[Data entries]
= = = = =
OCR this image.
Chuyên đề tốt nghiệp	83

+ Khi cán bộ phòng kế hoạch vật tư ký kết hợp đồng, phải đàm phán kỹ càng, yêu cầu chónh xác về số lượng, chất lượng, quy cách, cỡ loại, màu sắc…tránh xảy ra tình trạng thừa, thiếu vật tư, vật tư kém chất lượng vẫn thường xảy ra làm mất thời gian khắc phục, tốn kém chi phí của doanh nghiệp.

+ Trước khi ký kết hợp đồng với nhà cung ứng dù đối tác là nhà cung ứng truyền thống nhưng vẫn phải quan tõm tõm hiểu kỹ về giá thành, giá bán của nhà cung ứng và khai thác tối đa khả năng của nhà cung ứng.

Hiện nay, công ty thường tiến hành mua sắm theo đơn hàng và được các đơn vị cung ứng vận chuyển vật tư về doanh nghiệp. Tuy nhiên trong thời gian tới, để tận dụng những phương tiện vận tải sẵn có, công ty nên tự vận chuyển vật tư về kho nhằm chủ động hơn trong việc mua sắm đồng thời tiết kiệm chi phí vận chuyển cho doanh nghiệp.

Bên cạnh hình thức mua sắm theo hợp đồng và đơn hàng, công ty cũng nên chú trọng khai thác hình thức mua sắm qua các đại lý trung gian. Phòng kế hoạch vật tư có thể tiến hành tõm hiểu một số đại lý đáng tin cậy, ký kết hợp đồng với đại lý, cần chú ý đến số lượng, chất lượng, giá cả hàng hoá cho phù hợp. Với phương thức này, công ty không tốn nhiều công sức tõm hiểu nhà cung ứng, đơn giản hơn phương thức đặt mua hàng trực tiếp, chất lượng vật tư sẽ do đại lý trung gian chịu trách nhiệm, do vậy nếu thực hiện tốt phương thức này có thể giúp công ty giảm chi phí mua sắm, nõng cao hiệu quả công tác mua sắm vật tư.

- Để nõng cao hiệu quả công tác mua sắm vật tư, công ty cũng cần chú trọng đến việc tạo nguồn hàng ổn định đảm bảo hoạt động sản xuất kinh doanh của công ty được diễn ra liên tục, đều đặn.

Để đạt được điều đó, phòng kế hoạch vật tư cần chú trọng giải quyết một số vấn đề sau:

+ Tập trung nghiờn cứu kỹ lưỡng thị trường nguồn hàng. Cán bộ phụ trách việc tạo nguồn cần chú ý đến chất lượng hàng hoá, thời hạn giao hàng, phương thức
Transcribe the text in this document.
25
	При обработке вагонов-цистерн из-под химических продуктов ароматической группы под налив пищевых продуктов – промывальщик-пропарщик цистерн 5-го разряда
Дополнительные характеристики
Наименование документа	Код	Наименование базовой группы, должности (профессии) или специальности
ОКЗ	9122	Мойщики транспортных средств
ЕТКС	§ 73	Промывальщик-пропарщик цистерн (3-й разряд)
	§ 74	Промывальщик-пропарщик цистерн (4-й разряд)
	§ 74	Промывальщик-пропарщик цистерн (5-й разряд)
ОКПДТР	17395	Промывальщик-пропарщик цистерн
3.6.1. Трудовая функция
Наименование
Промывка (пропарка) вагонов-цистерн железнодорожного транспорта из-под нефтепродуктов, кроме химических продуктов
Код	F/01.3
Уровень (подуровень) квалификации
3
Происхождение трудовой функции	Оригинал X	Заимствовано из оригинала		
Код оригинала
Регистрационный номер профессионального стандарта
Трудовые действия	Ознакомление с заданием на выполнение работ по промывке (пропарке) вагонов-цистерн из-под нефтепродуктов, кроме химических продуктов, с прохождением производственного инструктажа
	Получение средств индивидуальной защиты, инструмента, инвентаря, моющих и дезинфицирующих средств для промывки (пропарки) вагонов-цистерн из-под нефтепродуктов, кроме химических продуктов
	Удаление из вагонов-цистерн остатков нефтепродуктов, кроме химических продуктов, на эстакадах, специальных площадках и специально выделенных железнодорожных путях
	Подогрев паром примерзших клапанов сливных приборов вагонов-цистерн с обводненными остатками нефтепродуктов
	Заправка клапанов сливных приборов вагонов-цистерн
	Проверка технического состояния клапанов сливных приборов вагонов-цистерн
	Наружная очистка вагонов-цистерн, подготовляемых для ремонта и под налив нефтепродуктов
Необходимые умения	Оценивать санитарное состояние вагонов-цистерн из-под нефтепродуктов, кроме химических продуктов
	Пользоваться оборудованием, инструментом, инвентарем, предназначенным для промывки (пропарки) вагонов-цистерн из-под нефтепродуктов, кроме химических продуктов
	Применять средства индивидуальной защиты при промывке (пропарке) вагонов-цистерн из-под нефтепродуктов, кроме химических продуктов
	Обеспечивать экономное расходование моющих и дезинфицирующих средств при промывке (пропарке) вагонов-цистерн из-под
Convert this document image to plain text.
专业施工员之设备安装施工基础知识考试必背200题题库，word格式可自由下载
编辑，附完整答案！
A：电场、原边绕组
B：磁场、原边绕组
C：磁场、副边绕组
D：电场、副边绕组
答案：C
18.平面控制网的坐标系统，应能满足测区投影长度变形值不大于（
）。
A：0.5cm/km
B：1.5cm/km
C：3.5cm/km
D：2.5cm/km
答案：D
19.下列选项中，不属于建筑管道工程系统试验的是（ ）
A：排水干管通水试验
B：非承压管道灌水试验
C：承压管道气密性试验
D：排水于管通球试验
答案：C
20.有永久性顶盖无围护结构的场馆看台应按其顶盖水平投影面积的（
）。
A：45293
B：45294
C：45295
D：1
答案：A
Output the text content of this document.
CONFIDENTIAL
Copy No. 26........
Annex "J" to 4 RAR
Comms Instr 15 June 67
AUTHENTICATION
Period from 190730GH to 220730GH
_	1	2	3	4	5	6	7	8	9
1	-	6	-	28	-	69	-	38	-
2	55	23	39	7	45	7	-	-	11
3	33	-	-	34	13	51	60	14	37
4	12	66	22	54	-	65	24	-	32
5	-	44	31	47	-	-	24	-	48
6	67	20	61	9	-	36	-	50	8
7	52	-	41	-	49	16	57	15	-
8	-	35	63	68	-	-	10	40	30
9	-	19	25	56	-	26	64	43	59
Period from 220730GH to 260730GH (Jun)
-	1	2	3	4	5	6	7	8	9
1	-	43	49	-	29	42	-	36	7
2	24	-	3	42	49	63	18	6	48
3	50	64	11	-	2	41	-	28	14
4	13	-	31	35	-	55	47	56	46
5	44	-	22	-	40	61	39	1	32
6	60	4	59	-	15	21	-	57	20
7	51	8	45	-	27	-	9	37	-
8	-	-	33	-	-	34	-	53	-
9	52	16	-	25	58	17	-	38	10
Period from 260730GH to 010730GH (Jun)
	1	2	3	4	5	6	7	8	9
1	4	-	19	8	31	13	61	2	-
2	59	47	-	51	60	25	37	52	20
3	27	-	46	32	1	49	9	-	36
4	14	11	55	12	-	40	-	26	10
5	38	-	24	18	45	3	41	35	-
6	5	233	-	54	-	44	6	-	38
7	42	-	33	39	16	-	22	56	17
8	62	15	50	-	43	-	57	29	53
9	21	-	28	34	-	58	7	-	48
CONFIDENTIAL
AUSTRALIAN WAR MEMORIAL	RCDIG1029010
= = = = =
--- Directions ---
Write out the whole listing exactly.

--- Written solution ---
OCR this image.
Chuyên đề tốt nghiệp	83

+ Khi cán bộ phòng kế hoạch vật tư ký kết hợp đồng, phải đàm phán kỹ càng, yêu cầu chónh xác về số lượng, chất lượng, quy cách, cỡ loại, màu sắc…tránh xảy ra tình trạng thừa, thiếu vật tư, vật tư kém chất lượng vẫn thường xảy ra làm mất thời gian khắc phục, tốn kém chi phí của doanh nghiệp.

+ Trước khi ký kết hợp đồng với nhà cung ứng dù đối tác là nhà cung ứng truyền thống nhưng vẫn phải quan tõm tõm hiểu kỹ về giá thành, giá bán của nhà cung ứng và khai thác tối đa khả năng của nhà cung ứng.

Hiện nay, công ty thường tiến hành mua sắm theo đơn hàng và được các đơn vị cung ứng vận chuyển vật tư về doanh nghiệp. Tuy nhiên trong thời gian tới, để tận dụng những phương tiện vận tải sẵn có, công ty nên tự vận chuyển vật tư về kho nhằm chủ động hơn trong việc mua sắm đồng thời tiết kiệm chi phí vận chuyển cho doanh nghiệp.

Bên cạnh hình thức mua sắm theo hợp đồng và đơn hàng, công ty cũng nên chú trọng khai thác hình thức mua sắm qua các đại lý trung gian. Phòng kế hoạch vật tư có thể tiến hành tõm hiểu một số đại lý đáng tin cậy, ký kết hợp đồng với đại lý, cần chú ý đến số lượng, chất lượng, giá cả hàng hoá cho phù hợp. Với phương thức này, công ty không tốn nhiều công sức tõm hiểu nhà cung ứng, đơn giản hơn phương thức đặt mua hàng trực tiếp, chất lượng vật tư sẽ do đại lý trung gian chịu trách nhiệm, do vậy nếu thực hiện tốt phương thức này có thể giúp công ty giảm chi phí mua sắm, nõng cao hiệu quả công tác mua sắm vật tư.

- Để nõng cao hiệu quả công tác mua sắm vật tư, công ty cũng cần chú trọng đến việc tạo nguồn hàng ổn định đảm bảo hoạt động sản xuất kinh doanh của công ty được diễn ra liên tục, đều đặn.

Để đạt được điều đó, phòng kế hoạch vật tư cần chú trọng giải quyết một số vấn đề sau:

+ Tập trung nghiờn cứu kỹ lưỡng thị trường nguồn hàng. Cán bộ phụ trách việc tạo nguồn cần chú ý đến chất lượng hàng hoá, thời hạn giao hàng, phương thức
Transcribe the text in this document.
25
	При обработке вагонов-цистерн из-под химических продуктов ароматической группы под налив пищевых продуктов – промывальщик-пропарщик цистерн 5-го разряда
Дополнительные характеристики
Наименование документа	Код	Наименование базовой группы, должности (профессии) или специальности
ОКЗ	9122	Мойщики транспортных средств
ЕТКС	§ 73	Промывальщик-пропарщик цистерн (3-й разряд)
	§ 74	Промывальщик-пропарщик цистерн (4-й разряд)
	§ 74	Промывальщик-пропарщик цистерн (5-й разряд)
ОКПДТР	17395	Промывальщик-пропарщик цистерн
3.6.1. Трудовая функция
Наименование
Промывка (пропарка) вагонов-цистерн железнодорожного транспорта из-под нефтепродуктов, кроме химических продуктов
Код	F/01.3
Уровень (подуровень) квалификации
3
Происхождение трудовой функции	Оригинал X	Заимствовано из оригинала		
Код оригинала
Регистрационный номер профессионального стандарта
Трудовые действия	Ознакомление с заданием на выполнение работ по промывке (пропарке) вагонов-цистерн из-под нефтепродуктов, кроме химических продуктов, с прохождением производственного инструктажа
	Получение средств индивидуальной защиты, инструмента, инвентаря, моющих и дезинфицирующих средств для промывки (пропарки) вагонов-цистерн из-под нефтепродуктов, кроме химических продуктов
	Удаление из вагонов-цистерн остатков нефтепродуктов, кроме химических продуктов, на эстакадах, специальных площадках и специально выделенных железнодорожных путях
	Подогрев паром примерзших клапанов сливных приборов вагонов-цистерн с обводненными остатками нефтепродуктов
	Заправка клапанов сливных приборов вагонов-цистерн
	Проверка технического состояния клапанов сливных приборов вагонов-цистерн
	Наружная очистка вагонов-цистерн, подготовляемых для ремонта и под налив нефтепродуктов
Необходимые умения	Оценивать санитарное состояние вагонов-цистерн из-под нефтепродуктов, кроме химических продуктов
	Пользоваться оборудованием, инструментом, инвентарем, предназначенным для промывки (пропарки) вагонов-цистерн из-под нефтепродуктов, кроме химических продуктов
	Применять средства индивидуальной защиты при промывке (пропарке) вагонов-цистерн из-под нефтепродуктов, кроме химических продуктов
	Обеспечивать экономное расходование моющих и дезинфицирующих средств при промывке (пропарке) вагонов-цистерн из-под
Convert this document image to plain text.
专业施工员之设备安装施工基础知识考试必背200题题库，word格式可自由下载
编辑，附完整答案！
A：电场、原边绕组
B：磁场、原边绕组
C：磁场、副边绕组
D：电场、副边绕组
答案：C
18.平面控制网的坐标系统，应能满足测区投影长度变形值不大于（
）。
A：0.5cm/km
B：1.5cm/km
C：3.5cm/km
D：2.5cm/km
答案：D
19.下列选项中，不属于建筑管道工程系统试验的是（ ）
A：排水干管通水试验
B：非承压管道灌水试验
C：承压管道气密性试验
D：排水于管通球试验
答案：C
20.有永久性顶盖无围护结构的场馆看台应按其顶盖水平投影面积的（
）。
A：45293
B：45294
C：45295
D：1
答案：A
Output the text content of this document.
CONFIDENTIAL
Copy No. 26........
Annex "J" to 4 RAR
Comms Instr 15 June 67
AUTHENTICATION
Period from 190730GH to 220730GH
_	1	2	3	4	5	6	7	8	9
1	-	6	-	28	-	69	-	38	-
2	55	23	39	7	45	7	-	-	11
3	33	-	-	34	13	51	60	14	37
4	12	66	22	54	-	65	24	-	32
5	-	44	31	47	-	-	24	-	48
6	67	20	61	9	-	36	-	50	8
7	52	-	41	-	49	16	57	15	-
8	-	35	63	68	-	-	10	40	30
9	-	19	25	56	-	26	64	43	59
Period from 220730GH to 260730GH (Jun)
-	1	2	3	4	5	6	7	8	9
1	-	43	49	-	29	42	-	36	7
2	24	-	3	42	49	63	18	6	48
3	50	64	11	-	2	41	-	28	14
4	13	-	31	35	-	55	47	56	46
5	44	-	22	-	40	61	39	1	32
6	60	4	59	-	15	21	-	57	20
7	51	8	45	-	27	-	9	37	-
8	-	-	33	-	-	34	-	53	-
9	52	16	-	25	58	17	-	38	10
Period from 260730GH to 010730GH (Jun)
	1	2	3	4	5	6	7	8	9
1	4	-	19	8	31	13	61	2	-
2	59	47	-	51	60	25	37	52	20
3	27	-	46	32	1	49	9	-	36
4	14	11	55	12	-	40	-	26	10
5	38	-	24	18	45	3	41	35	-
6	5	233	-	54	-	44	6	-	38
7	42	-	33	39	16	-	22	56	17
8	62	15	50	-	43	-	57	29	53
9	21	-	28	34	-	58	7	-	48
CONFIDENTIAL
AUSTRALIAN WAR MEMORIAL	RCDIG1029010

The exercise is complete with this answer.